-------- Document section

Both oni and tengu are yokai (supernatural monsters or demons) of the mountains. We might consider them both to be ogres, devils or trolls, but here in Japan oni are characterised by red or blue skin, hideous faces, wild hair and long horns.

Oni often carry iron clubs and wear tiger-skin loincloths (so there must have been tigers here!) and are considered immensely powerful, even invincible. They may be considered invincible, but I have witnessed people throwing dried soybeans at them to keep them away during Setsubun. Amazingly this seems to work, and I have yet to meet any soybean wielder who has been harmed by an oni. Apart from living in the mountains you may also find them hiding amongst decorative roof tiles.

Mountain streams form an important habitat in Japan, and one of the strange creatures that lives there is the kappa (or kawatora – literally river tiger). This river demon or imp is, in Shinto at least, a water deity, whereas for Buddhists it is a hungry ogre. Their plethora of regional names indicates that they are ubiquitous, even if rarely seen today.

These scaly-skinned roughly humanoid creatures are typically green or blue, though occasionally they appear gold. They have webbed hands and feet suited to their riverine habitat, where they hunt for fish… and other things! Uniquely, in a hairless depression in the very top of their skull kappa carry their watery habitat with them whenever they must leave their riverine homes. In some regions kappa are believed to live in water only during spring and summer, they can cover their watery pileum with a metal cap and live away from water, in fact they may spend the remainder of the year in the mountains where they are revered as mountain gods.

Variously seen as mischievous or malevolent tricksters, the pranks of the kappa range from sneaking peaks beneath women’s clothing to kidnap, rape, drowning, and even eating human flesh. Search for them along riverbanks anywhere in the mountains of Honshu, Shikoku or Kyushu, I have not heard of any here in Hokkaido, and have never seen one myself, but do be aware of their danger.

Should you be confronted by a kappa while wandering near a river, remember that they are averse to iron, ginger, and sesame, and can be driven away if you are armed with these. Just in case you don’t have iron, ginger or sesame at hand, then remember that kappa are, despite their malevolent reputation, polite. So, when meeting one for the first time bow deeply and it will respond in kind, thereby spilling the water, its life force, from its crown. Losing its precious water will render it unable to move. Provide a refill of water from its river and the kappa will serve you for life.

Perhaps kappa live quietly alongside us, hiding and keeping out of sight, or perhaps tales of the kappa were invented to warn children of the dangers of playing by the river, where sudden floods and the gaping maws of giant salamanders await them.

Where mountain river waters spread out and form marshes their lived, in historical times, the Tancho. Instead of a watery crown, this creature, believed to live for a thousand years and to bring happiness, has blood red crown. Tancho has retreated northwards and today it is confined to Hokkaido, but historically it lived further south and, based on the many old illustrations I have seen, it lived in pine-trees!

----------------
-------- Stored data

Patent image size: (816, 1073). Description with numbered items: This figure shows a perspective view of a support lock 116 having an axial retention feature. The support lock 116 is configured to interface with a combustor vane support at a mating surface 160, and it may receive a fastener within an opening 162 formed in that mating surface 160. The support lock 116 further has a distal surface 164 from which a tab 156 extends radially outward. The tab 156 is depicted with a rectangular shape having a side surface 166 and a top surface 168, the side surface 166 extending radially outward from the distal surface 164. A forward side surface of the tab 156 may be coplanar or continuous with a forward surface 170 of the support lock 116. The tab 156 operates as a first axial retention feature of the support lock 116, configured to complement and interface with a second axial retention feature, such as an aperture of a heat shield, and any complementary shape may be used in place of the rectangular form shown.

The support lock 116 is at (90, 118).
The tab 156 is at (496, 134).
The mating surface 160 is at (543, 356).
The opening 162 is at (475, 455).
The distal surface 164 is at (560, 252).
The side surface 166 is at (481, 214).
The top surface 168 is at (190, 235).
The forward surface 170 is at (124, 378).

----------------

**Required work**
a - Convert the records, from their first line through the line containing "The distal surface 164 is at (560, 252).", into a Markdown table with the columns Row and Line, and skip any blank lines.
b - Continue the piece on Japanese mountain creatures from where it stops.

**Answers to each task**
a -
| Row | Line |
|---|---|
| 1 | Patent image size: (816, 1073). Description with numbered items: This figure shows a perspective view of a support lock 116 having an axial retention feature. The support lock 116 is configured to interface with a combustor vane support at a mating surface 160, and it may receive a fastener within an opening 162 formed in that mating surface 160. The support lock 116 further has a distal surface 164 from which a tab 156 extends radially outward. The tab 156 is depicted with a rectangular shape having a side surface 166 and a top surface 168, the side surface 166 extending radially outward from the distal surface 164. A forward side surface of the tab 156 may be coplanar or continuous with a forward surface 170 of the support lock 116. The tab 156 operates as a first axial retention feature of the support lock 116, configured to complement and interface with a second axial retention feature, such as an aperture of a heat shield, and any complementary shape may be used in place of the rectangular form shown. |
| 2 | The support lock 116 is at (90, 118). |
| 3 | The tab 156 is at (496, 134). |
| 4 | The mating surface 160 is at (543, 356). |
| 5 | The opening 162 is at (475, 455). |
| 6 | The distal surface 164 is at (560, 252). |

b -
Around the margins of the marshes live two more strange creatures, kitsune and tanuki, both with the remarkable capacity to change their shape, their colour and their form.

Kitsune are living creatures with mischievous alter egos. They are capable of shape shifting and renowned for playing tricks; often spiteful ones. Tanuki meanwhile is another living creature with similar shape-shifting capabilities, but it is considered friendly and helpful at best, or at worst a bumbling, tipsy creature beloved of saké drinkers.

The classic folktale of Bunbuku Chagama relates how a tanuki, after being rescued from a trap by a poor man, used its shape-shifting ability to thank its saviour. To earn the poor man money the tanuki transformed itself into a tea kettle and offered to be sold for cash.

Unfortunately, the monk who purchased the kettle put it to use boiling water over a fire. Unable to stand the heat, the tanuki transformed again and ran back to its rescuer. The tanuki’s next idea was to set up a circus stall and allowed spectators to watch him (in his kettle shape) walk on a tightrope, for an admission fee of course. So doing, the poor man gained an income and the tanuki gained a friendly home.  

The fox is the most frequent variant of the komainu guardian of shrines dedicated to the deity of rice – Inari. There are thousands of Inari shrines across Japan and a pair of foxes guards each of them. One of the pair has a rolled Buddhist text or sutra in its mouth, while the other holds a precious jewel or a key to the grain store. If they are painted, these guardians are invariably white, indicating that they possess magical powers and are messengers of the gods.

Among the strangest of Japanese creatures, is a small cat without a mouth. Known bizarelly as Hello Kitty (a.k.a. Kitty White), she can be found throughout the country from Hokkaido to Okinawa, often in disguise, and dressed as almost any regional species, from deer to crested ibis, from marimo to maiko.

With so many creatures to look for in Japan, it is surprising that no-one has produced a field guide to them, depicting their features and describing their habits and habitat. Watch out for them wherever you are, they may be hiding in plain sight.  


If you would like to read more about Japan’s natural (and un-natural) history, then you may enjoy Mark’s most recent book, a collection of essays entitled The Nature of Japan.

Author, naturalist, lecturer and expedition leader, Dr Mark Brazil has written his Wild Watch column continuously since April 1982, first in The Japan Times for 33 years, and since 2015 here on this website. All Wild Watch articles dating back to 1999 are archived here for your reading pleasure.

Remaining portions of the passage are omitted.